▶ _Exercise prompt_: Count the lines in the items below that contain the string "bars". Case counts, and your reply should be only the number.

▶ _Data excerpts_:
= = = = = = =

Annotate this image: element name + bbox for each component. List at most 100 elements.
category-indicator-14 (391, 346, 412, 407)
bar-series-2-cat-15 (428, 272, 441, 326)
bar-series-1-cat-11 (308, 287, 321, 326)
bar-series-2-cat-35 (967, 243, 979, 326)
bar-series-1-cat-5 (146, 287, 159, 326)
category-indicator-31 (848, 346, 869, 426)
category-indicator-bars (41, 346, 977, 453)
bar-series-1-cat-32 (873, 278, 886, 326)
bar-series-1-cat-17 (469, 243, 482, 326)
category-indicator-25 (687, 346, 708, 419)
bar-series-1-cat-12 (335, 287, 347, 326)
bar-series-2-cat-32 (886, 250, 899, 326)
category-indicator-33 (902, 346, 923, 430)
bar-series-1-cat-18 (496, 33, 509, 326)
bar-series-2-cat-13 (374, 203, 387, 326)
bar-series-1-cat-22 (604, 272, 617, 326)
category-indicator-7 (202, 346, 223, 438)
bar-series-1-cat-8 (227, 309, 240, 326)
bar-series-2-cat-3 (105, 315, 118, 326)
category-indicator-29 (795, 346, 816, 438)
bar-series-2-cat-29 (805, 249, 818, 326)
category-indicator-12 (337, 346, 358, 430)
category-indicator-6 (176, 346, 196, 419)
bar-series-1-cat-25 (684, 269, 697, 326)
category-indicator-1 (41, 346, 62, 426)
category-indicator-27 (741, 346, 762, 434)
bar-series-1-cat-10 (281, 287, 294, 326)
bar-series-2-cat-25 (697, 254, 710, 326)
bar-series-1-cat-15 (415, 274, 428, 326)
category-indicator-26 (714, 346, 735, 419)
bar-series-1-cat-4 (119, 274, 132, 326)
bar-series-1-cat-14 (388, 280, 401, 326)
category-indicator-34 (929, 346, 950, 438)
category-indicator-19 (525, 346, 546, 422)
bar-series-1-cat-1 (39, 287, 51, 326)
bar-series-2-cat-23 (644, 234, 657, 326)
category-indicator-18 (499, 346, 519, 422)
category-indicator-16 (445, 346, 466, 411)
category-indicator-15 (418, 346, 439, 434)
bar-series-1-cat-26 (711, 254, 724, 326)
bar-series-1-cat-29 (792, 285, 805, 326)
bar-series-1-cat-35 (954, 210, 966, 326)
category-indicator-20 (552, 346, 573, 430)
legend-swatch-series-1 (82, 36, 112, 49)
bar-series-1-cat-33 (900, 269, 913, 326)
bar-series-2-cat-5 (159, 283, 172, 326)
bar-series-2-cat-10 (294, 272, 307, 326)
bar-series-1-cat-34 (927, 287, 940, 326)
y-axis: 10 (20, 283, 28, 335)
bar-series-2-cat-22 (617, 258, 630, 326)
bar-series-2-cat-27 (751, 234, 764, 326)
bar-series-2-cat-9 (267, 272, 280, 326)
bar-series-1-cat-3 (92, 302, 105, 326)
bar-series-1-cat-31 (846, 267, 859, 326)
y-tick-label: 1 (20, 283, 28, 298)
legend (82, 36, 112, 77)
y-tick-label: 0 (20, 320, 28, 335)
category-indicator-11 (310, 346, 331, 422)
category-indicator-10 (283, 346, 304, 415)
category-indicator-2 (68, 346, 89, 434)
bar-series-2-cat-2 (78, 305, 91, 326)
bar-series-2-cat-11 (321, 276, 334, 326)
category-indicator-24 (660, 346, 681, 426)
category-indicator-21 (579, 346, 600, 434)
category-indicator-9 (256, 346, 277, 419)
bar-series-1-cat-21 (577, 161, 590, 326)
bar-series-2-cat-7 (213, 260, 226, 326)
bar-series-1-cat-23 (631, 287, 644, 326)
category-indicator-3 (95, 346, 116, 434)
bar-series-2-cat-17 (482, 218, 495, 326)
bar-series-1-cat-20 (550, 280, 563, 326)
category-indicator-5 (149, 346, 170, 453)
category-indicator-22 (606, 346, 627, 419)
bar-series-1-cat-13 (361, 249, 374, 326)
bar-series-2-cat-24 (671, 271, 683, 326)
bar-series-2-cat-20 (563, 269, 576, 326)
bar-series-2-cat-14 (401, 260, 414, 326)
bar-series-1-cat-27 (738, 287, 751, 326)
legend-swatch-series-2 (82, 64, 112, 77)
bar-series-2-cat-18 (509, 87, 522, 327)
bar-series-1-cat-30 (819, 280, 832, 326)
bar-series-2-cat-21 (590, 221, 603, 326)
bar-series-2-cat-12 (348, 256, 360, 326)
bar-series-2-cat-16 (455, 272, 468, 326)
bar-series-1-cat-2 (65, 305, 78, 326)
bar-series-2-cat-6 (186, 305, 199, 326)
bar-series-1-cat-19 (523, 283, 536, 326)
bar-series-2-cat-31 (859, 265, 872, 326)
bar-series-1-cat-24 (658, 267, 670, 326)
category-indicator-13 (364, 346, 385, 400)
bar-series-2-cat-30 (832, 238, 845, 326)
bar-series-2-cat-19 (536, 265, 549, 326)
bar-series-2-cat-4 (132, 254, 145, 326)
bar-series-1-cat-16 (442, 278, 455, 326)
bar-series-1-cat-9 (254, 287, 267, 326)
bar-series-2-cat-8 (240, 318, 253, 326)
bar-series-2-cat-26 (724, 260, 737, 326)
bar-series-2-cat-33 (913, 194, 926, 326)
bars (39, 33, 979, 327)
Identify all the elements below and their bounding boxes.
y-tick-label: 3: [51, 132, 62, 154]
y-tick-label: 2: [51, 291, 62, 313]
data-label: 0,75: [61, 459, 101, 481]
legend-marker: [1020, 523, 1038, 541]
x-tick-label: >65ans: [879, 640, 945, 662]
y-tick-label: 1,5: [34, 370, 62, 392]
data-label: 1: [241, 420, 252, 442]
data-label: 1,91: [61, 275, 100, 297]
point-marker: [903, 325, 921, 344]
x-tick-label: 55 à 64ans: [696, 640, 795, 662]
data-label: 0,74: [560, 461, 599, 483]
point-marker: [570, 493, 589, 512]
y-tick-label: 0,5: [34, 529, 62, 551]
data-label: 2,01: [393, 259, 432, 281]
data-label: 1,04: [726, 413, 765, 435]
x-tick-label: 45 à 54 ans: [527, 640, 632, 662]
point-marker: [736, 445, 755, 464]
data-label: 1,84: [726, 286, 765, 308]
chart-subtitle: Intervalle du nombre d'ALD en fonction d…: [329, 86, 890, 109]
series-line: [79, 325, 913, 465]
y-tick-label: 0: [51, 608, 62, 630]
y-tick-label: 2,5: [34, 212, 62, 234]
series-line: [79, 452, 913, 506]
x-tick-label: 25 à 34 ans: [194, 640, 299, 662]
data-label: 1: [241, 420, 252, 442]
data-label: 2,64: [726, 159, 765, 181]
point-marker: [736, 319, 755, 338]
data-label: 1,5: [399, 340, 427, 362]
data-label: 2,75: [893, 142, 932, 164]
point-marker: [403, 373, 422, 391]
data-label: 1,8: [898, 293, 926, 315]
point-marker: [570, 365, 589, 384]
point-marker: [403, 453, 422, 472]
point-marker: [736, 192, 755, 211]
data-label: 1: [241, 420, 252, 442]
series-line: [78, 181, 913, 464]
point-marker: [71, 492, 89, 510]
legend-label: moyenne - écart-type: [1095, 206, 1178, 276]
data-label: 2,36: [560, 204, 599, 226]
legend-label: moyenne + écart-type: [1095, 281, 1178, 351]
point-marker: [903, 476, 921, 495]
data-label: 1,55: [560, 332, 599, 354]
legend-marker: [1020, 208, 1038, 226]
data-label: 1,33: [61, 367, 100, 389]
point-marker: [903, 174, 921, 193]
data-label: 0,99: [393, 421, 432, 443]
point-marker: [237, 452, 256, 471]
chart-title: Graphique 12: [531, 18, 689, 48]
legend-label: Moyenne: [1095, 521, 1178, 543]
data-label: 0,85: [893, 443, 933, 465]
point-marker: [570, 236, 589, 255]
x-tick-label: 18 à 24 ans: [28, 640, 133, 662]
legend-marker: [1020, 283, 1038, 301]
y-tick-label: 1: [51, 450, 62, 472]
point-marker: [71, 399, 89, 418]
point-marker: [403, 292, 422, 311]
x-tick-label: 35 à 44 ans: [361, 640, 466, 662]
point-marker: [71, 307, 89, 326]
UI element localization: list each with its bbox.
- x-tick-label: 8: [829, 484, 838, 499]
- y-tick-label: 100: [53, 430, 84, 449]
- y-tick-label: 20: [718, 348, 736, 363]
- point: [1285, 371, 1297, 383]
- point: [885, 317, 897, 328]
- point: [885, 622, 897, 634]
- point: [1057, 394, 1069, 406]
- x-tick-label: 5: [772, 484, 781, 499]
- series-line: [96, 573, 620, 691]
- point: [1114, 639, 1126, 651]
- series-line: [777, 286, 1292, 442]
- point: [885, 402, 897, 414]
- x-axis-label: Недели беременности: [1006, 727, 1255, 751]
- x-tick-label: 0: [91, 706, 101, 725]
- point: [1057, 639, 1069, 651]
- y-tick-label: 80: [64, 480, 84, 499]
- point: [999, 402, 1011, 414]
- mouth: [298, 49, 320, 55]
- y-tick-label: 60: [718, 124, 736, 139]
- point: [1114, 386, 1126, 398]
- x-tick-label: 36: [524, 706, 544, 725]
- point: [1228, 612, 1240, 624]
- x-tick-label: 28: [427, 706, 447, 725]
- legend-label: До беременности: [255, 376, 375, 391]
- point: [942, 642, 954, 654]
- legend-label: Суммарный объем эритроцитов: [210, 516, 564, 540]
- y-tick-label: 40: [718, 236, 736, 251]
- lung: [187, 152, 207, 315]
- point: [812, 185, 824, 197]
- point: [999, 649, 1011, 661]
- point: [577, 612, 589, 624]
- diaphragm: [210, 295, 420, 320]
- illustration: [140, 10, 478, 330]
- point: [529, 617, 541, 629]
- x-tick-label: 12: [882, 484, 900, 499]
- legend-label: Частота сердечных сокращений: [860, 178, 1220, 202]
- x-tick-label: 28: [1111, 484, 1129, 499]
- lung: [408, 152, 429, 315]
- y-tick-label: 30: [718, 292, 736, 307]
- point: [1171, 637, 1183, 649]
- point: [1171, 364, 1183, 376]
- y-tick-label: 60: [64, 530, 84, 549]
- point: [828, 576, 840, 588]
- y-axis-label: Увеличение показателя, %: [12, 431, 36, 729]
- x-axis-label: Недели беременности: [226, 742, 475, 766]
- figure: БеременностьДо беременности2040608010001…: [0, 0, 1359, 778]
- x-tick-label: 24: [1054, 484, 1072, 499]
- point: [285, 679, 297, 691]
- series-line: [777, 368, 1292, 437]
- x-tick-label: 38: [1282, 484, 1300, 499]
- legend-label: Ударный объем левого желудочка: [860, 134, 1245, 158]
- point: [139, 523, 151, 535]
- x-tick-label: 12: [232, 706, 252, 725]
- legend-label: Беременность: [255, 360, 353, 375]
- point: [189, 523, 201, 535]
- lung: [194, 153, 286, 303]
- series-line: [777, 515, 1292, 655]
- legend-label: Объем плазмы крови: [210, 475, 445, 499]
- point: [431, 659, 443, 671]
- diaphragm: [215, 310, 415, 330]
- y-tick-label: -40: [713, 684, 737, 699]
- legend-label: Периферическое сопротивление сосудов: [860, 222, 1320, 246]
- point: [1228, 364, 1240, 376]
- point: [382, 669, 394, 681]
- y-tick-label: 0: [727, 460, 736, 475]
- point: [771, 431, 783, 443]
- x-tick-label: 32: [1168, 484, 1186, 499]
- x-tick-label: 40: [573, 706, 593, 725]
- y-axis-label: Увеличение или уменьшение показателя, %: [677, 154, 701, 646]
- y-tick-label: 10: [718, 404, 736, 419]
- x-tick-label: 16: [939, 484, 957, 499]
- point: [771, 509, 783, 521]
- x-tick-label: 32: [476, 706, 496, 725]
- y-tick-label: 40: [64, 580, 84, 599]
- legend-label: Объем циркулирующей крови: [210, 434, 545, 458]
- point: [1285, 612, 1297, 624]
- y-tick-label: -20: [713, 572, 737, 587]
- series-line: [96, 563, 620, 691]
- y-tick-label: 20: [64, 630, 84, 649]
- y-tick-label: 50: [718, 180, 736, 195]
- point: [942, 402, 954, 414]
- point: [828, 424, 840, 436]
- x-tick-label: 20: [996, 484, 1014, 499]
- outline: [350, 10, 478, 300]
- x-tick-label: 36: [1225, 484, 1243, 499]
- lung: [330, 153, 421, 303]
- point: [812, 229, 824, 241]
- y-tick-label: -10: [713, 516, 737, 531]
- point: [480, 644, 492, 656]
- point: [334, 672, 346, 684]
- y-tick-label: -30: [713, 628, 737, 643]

= = = = = = =

▶ _Answer below_: 2